--- TASK PROMPT ---
Quote the entries in full, character for character, without their images.

--- DATA IN THIS EXERCISE ---
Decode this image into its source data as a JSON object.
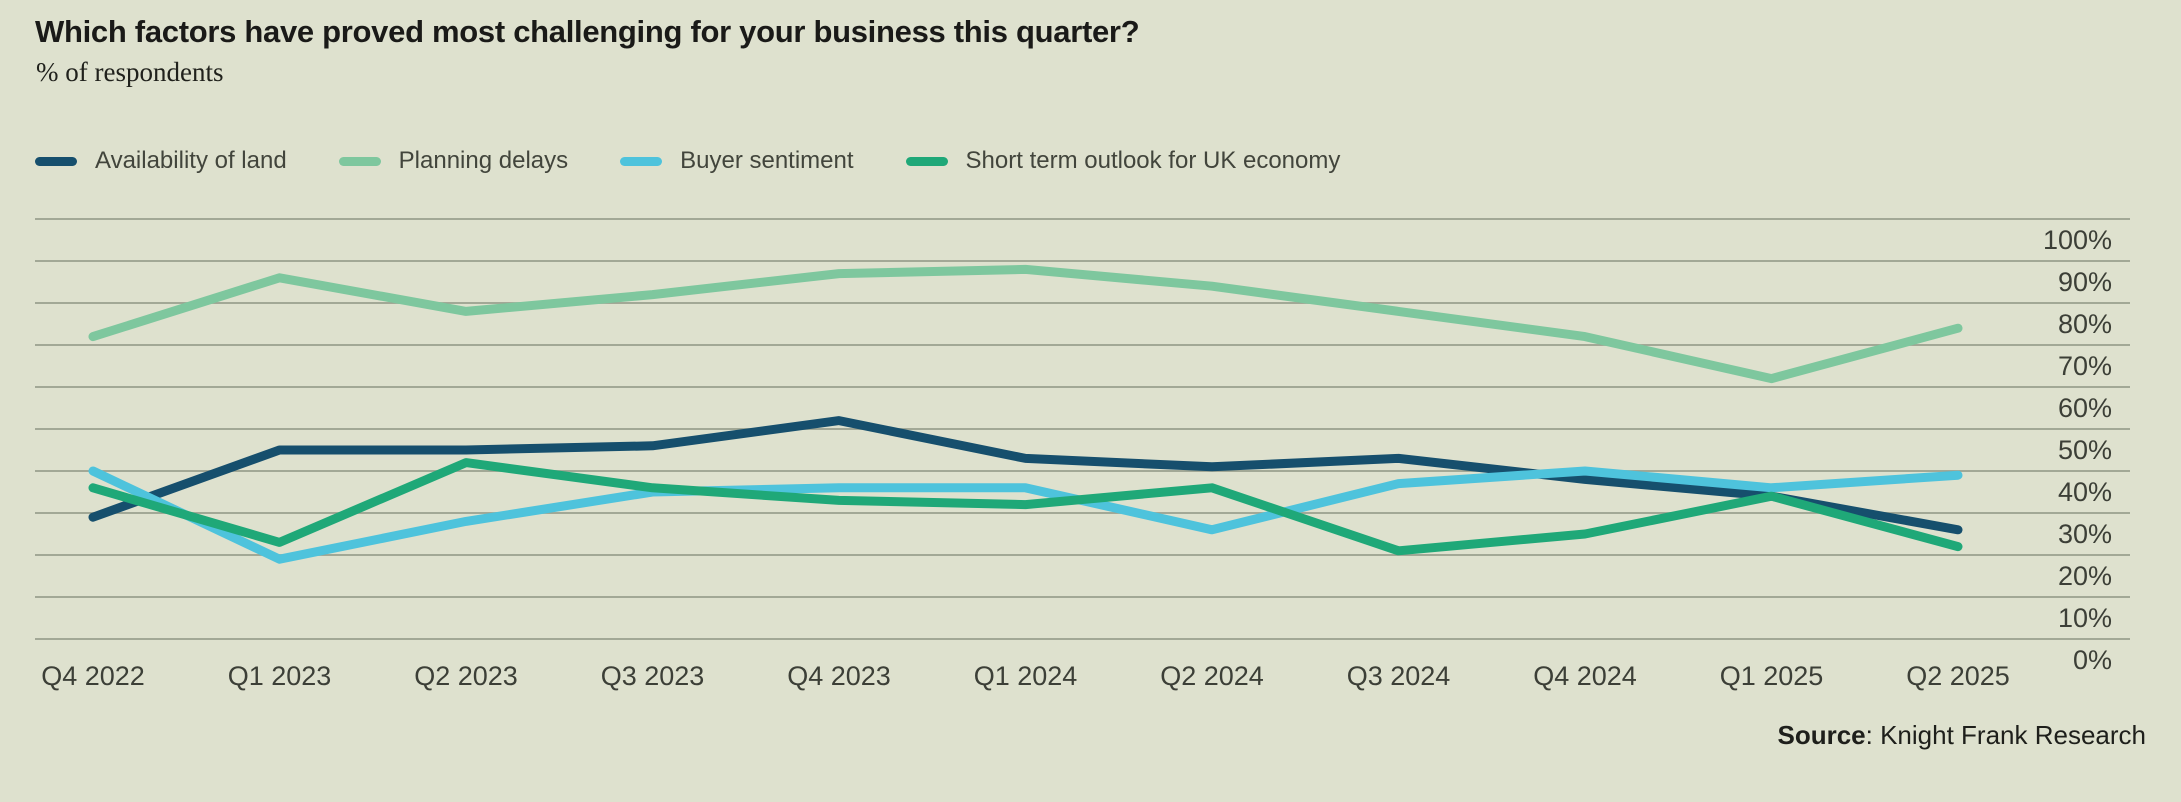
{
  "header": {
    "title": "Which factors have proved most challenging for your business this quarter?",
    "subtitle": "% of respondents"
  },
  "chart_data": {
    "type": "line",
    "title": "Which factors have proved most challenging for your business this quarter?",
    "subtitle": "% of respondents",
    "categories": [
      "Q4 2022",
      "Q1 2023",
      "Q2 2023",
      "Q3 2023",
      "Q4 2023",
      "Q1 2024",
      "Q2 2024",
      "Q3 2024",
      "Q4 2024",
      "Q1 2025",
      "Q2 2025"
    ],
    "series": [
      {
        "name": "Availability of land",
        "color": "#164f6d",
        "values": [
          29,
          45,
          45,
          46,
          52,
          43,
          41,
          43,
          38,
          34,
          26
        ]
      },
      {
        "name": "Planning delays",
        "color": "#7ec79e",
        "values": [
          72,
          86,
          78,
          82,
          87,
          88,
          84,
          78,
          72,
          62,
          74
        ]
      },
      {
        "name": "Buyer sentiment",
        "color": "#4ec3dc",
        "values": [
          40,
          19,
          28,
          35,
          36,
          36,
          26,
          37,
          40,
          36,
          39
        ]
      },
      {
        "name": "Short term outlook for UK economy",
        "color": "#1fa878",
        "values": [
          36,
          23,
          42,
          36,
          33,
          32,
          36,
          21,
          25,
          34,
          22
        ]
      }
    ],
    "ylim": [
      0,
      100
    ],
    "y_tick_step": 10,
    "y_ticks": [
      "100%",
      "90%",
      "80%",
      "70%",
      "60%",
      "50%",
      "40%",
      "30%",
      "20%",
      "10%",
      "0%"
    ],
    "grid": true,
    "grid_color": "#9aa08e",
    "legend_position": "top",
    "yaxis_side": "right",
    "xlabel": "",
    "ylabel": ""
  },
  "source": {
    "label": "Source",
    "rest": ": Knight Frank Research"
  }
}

--- RESPONSE ---
Decode this image into its source data as a JSON object.
{
  "header": {
    "title": "Which factors have proved most challenging for your business this quarter?",
    "subtitle": "% of respondents"
  },
  "chart_data": {
    "type": "line",
    "title": "Which factors have proved most challenging for your business this quarter?",
    "subtitle": "% of respondents",
    "categories": [
      "Q4 2022",
      "Q1 2023",
      "Q2 2023",
      "Q3 2023",
      "Q4 2023",
      "Q1 2024",
      "Q2 2024",
      "Q3 2024",
      "Q4 2024",
      "Q1 2025",
      "Q2 2025"
    ],
    "series": [
      {
        "name": "Availability of land",
        "color": "#164f6d",
        "values": [
          29,
          45,
          45,
          46,
          52,
          43,
          41,
          43,
          38,
          34,
          26
        ]
      },
      {
        "name": "Planning delays",
        "color": "#7ec79e",
        "values": [
          72,
          86,
          78,
          82,
          87,
          88,
          84,
          78,
          72,
          62,
          74
        ]
      },
      {
        "name": "Buyer sentiment",
        "color": "#4ec3dc",
        "values": [
          40,
          19,
          28,
          35,
          36,
          36,
          26,
          37,
          40,
          36,
          39
        ]
      },
      {
        "name": "Short term outlook for UK economy",
        "color": "#1fa878",
        "values": [
          36,
          23,
          42,
          36,
          33,
          32,
          36,
          21,
          25,
          34,
          22
        ]
      }
    ],
    "ylim": [
      0,
      100
    ],
    "y_tick_step": 10,
    "y_ticks": [
      "100%",
      "90%",
      "80%",
      "70%",
      "60%",
      "50%",
      "40%",
      "30%",
      "20%",
      "10%",
      "0%"
    ],
    "grid": true,
    "grid_color": "#9aa08e",
    "legend_position": "top",
    "yaxis_side": "right",
    "xlabel": "",
    "ylabel": ""
  },
  "source": {
    "label": "Source",
    "rest": ": Knight Frank Research"
  }
}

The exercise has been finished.